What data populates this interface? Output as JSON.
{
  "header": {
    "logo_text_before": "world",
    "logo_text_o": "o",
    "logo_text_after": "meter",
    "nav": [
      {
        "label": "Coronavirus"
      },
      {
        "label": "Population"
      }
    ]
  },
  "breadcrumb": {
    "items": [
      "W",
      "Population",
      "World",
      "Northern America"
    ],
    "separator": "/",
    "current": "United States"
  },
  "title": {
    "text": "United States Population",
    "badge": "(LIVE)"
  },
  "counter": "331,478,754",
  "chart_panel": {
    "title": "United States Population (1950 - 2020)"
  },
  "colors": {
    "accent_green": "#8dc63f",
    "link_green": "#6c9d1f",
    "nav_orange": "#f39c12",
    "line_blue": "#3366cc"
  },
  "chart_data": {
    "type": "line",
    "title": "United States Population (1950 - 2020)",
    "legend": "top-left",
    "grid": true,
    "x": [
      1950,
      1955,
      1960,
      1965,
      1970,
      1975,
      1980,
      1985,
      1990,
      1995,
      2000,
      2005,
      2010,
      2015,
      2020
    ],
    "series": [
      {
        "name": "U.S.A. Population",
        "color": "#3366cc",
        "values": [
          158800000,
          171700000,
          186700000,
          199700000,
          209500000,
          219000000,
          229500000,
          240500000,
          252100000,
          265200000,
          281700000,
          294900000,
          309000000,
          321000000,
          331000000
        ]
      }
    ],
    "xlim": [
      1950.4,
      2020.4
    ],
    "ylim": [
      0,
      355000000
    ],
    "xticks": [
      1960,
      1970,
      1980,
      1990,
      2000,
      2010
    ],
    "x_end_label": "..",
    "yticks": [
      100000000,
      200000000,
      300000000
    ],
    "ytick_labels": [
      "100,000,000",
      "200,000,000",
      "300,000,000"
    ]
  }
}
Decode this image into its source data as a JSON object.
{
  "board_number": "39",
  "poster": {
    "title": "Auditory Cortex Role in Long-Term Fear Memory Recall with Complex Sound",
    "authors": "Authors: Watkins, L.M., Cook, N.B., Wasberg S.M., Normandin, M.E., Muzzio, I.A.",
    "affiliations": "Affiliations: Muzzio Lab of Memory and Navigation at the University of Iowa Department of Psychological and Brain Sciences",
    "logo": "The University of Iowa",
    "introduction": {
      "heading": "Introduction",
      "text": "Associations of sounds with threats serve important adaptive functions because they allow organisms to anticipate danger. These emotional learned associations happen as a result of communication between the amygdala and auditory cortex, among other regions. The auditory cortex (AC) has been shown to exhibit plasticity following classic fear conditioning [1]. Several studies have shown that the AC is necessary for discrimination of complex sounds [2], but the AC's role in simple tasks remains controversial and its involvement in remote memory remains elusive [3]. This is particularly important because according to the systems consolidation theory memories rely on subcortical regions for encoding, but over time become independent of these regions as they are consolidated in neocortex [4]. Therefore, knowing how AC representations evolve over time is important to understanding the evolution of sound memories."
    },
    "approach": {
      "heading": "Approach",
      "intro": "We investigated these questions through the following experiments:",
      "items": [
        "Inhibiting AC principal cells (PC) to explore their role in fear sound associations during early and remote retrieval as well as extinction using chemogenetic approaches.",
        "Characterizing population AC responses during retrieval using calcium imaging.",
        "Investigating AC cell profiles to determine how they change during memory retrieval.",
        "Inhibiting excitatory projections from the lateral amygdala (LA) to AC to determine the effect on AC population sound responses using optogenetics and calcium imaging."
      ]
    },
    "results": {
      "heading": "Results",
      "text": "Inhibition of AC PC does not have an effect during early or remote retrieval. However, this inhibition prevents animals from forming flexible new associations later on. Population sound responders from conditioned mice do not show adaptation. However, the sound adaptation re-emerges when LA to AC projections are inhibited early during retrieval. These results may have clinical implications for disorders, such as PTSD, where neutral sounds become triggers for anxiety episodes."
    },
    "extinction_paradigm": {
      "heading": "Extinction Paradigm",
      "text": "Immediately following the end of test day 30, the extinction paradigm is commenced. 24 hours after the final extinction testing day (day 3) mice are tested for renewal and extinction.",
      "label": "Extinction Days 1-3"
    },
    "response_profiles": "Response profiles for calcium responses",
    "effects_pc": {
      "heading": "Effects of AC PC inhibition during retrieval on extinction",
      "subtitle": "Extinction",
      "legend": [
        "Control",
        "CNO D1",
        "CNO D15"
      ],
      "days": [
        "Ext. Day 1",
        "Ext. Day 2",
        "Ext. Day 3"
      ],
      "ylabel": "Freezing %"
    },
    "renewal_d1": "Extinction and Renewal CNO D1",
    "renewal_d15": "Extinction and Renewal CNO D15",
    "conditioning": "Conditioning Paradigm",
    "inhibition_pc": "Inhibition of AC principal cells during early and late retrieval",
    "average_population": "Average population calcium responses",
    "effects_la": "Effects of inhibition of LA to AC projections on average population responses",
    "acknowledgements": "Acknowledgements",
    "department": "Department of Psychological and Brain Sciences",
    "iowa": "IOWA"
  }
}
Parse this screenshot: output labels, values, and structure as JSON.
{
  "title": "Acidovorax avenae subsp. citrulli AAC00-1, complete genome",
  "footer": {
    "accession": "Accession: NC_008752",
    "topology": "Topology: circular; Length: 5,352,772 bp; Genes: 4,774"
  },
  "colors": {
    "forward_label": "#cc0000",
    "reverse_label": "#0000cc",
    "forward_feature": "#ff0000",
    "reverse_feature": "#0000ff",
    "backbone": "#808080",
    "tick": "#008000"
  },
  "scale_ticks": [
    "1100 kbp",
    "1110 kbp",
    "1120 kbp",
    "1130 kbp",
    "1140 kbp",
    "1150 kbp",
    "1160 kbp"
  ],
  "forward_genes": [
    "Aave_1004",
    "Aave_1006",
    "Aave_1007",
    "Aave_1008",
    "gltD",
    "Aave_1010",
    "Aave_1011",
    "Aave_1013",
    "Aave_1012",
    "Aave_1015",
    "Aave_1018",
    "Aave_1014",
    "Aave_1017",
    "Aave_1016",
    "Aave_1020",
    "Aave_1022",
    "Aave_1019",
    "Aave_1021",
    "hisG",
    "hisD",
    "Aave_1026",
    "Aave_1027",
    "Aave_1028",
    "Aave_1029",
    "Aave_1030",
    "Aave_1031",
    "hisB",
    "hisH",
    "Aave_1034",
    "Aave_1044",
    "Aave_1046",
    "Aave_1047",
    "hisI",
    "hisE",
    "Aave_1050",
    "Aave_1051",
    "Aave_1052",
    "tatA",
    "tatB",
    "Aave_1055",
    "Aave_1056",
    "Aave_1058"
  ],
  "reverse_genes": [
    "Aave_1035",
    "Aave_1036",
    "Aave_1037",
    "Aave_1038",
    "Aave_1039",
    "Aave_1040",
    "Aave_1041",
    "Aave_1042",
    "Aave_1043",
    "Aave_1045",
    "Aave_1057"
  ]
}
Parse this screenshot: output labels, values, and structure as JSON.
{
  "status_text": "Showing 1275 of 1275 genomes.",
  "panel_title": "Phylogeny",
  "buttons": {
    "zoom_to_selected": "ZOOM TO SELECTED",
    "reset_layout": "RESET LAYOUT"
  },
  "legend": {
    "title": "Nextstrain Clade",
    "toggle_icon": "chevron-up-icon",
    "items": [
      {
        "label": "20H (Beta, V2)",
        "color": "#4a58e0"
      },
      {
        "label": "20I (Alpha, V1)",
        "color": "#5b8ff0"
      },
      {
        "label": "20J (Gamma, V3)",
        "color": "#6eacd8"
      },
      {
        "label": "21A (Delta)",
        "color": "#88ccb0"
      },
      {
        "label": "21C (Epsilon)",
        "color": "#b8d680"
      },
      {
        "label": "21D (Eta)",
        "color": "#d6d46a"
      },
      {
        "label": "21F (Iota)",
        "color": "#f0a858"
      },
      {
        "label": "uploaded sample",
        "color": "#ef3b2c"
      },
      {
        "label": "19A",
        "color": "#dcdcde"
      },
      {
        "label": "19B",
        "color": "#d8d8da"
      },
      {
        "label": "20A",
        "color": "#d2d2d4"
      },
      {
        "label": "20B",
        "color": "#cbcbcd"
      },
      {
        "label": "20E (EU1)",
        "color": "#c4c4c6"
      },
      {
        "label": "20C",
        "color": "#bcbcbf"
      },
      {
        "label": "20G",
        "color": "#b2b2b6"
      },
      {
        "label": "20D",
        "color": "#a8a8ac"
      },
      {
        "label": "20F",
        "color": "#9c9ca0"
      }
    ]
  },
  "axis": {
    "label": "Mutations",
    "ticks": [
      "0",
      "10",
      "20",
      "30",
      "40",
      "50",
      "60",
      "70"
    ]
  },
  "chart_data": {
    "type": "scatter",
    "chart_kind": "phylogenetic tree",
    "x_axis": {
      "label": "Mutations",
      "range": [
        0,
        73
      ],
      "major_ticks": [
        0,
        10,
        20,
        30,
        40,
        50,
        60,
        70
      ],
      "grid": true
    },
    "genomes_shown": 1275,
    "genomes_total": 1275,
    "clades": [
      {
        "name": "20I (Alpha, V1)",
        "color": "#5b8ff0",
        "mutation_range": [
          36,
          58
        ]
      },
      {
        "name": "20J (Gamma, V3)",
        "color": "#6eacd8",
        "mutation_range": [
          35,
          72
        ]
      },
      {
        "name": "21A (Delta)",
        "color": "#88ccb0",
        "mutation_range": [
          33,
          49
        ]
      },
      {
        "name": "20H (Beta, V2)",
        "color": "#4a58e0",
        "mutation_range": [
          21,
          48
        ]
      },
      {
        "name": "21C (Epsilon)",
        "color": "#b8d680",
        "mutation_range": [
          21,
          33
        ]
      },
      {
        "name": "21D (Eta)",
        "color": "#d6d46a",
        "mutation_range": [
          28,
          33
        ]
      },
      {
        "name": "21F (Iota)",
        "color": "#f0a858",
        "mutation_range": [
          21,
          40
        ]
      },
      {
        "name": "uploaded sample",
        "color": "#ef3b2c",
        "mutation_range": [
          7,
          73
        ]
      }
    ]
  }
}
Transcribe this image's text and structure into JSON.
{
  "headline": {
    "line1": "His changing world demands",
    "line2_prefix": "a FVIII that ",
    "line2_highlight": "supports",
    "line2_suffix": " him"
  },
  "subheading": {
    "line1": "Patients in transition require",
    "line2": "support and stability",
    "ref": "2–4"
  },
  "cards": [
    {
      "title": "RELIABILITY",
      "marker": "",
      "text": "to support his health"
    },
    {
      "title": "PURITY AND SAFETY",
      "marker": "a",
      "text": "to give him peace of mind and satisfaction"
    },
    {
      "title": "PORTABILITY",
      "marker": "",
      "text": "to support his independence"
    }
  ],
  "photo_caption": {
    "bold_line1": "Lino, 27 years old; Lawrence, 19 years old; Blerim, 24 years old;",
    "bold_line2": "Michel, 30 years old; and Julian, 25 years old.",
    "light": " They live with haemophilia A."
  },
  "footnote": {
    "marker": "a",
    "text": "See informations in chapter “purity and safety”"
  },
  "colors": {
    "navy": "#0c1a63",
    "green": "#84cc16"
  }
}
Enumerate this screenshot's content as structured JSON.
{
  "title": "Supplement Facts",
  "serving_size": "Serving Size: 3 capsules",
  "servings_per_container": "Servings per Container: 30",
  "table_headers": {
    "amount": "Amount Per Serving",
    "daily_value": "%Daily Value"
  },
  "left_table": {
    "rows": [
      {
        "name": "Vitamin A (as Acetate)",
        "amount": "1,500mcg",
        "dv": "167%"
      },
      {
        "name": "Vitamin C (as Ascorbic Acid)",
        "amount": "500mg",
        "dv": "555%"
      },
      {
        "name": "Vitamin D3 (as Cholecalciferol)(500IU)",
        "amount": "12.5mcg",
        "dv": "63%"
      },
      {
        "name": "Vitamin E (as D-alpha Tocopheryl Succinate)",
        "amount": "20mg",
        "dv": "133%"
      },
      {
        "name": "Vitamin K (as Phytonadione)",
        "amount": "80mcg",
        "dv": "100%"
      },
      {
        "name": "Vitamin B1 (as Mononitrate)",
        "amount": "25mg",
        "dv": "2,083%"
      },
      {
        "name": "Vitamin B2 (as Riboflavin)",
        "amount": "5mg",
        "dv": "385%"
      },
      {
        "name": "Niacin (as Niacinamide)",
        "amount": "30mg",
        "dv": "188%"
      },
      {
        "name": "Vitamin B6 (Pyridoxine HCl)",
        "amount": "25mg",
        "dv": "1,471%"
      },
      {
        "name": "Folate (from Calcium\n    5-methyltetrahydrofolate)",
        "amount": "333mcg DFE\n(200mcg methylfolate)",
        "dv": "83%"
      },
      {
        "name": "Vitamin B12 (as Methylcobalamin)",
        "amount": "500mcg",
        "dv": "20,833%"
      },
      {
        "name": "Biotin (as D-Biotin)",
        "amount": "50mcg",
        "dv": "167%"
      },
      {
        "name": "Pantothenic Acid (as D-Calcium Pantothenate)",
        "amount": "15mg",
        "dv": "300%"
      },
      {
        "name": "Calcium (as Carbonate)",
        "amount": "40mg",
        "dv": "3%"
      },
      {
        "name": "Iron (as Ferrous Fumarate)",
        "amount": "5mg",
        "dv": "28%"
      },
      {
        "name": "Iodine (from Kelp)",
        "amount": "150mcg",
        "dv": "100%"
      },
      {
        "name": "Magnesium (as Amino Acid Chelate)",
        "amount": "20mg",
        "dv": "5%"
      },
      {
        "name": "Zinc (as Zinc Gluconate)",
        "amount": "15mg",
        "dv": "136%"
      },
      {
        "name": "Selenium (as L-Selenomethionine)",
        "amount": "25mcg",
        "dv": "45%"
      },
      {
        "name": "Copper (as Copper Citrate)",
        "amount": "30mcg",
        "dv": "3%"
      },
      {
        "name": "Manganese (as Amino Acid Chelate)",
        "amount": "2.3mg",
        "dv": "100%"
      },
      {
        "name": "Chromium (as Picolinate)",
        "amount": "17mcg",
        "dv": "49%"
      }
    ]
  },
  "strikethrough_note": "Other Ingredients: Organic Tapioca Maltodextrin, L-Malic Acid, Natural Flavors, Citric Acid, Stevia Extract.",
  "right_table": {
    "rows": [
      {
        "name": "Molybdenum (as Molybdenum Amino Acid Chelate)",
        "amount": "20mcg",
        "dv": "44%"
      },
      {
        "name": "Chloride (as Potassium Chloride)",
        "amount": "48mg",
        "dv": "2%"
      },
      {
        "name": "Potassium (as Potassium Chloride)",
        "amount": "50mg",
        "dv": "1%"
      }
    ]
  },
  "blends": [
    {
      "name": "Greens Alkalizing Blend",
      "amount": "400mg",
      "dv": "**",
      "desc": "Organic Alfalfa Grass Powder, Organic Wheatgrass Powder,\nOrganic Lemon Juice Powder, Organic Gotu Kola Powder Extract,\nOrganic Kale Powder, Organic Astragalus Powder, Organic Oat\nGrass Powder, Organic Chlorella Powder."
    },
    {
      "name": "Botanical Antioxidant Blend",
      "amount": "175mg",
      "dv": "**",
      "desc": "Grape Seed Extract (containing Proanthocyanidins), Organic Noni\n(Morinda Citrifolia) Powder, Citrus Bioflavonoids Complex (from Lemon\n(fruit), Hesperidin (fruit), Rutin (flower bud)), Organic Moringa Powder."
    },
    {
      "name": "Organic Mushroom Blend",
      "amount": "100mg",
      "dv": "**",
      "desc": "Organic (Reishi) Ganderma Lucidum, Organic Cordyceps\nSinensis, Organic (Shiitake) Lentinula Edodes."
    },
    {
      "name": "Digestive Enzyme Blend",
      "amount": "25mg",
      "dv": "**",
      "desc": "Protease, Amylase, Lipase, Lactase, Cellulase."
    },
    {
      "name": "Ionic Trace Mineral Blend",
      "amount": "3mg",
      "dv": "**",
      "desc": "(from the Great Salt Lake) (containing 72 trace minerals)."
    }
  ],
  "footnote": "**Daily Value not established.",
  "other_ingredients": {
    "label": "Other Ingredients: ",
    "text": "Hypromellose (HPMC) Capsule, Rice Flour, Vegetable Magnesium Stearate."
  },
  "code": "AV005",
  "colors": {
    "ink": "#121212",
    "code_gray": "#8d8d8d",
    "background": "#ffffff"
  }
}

——————————

** Work instruction **
What belongs in the answer is each line of the listing that contains the word "have".

** Answer to this exercise **
      "text": "Associations of sounds with threats serve important adaptive functions because they allow organisms to anticipate danger. These emotional learned associations happen as a result of communication between the amygdala and auditory cortex, among other regions. The auditory cortex (AC) has been shown to exhibit plasticity following classic fear conditioning [1]. Several studies have shown that the AC is necessary for discrimination of complex sounds [2], but the AC's role in simple tasks remains controversial and its involvement in remote memory remains elusive [3]. This is particularly important because according to the systems consolidation theory memories rely on subcortical regions for encoding, but over time become independent of these regions as they are consolidated in neocortex [4]. Therefore, knowing how AC representations evolve over time is important to understanding the evolution of sound memories."
      "text": "Inhibition of AC PC does not have an effect during early or remote retrieval. However, this inhibition prevents animals from forming flexible new associations later on. Population sound responders from conditioned mice do not show adaptation. However, the sound adaptation re-emerges when LA to AC projections are inhibited early during retrieval. These results may have clinical implications for disorders, such as PTSD, where neutral sounds become triggers for anxiety episodes."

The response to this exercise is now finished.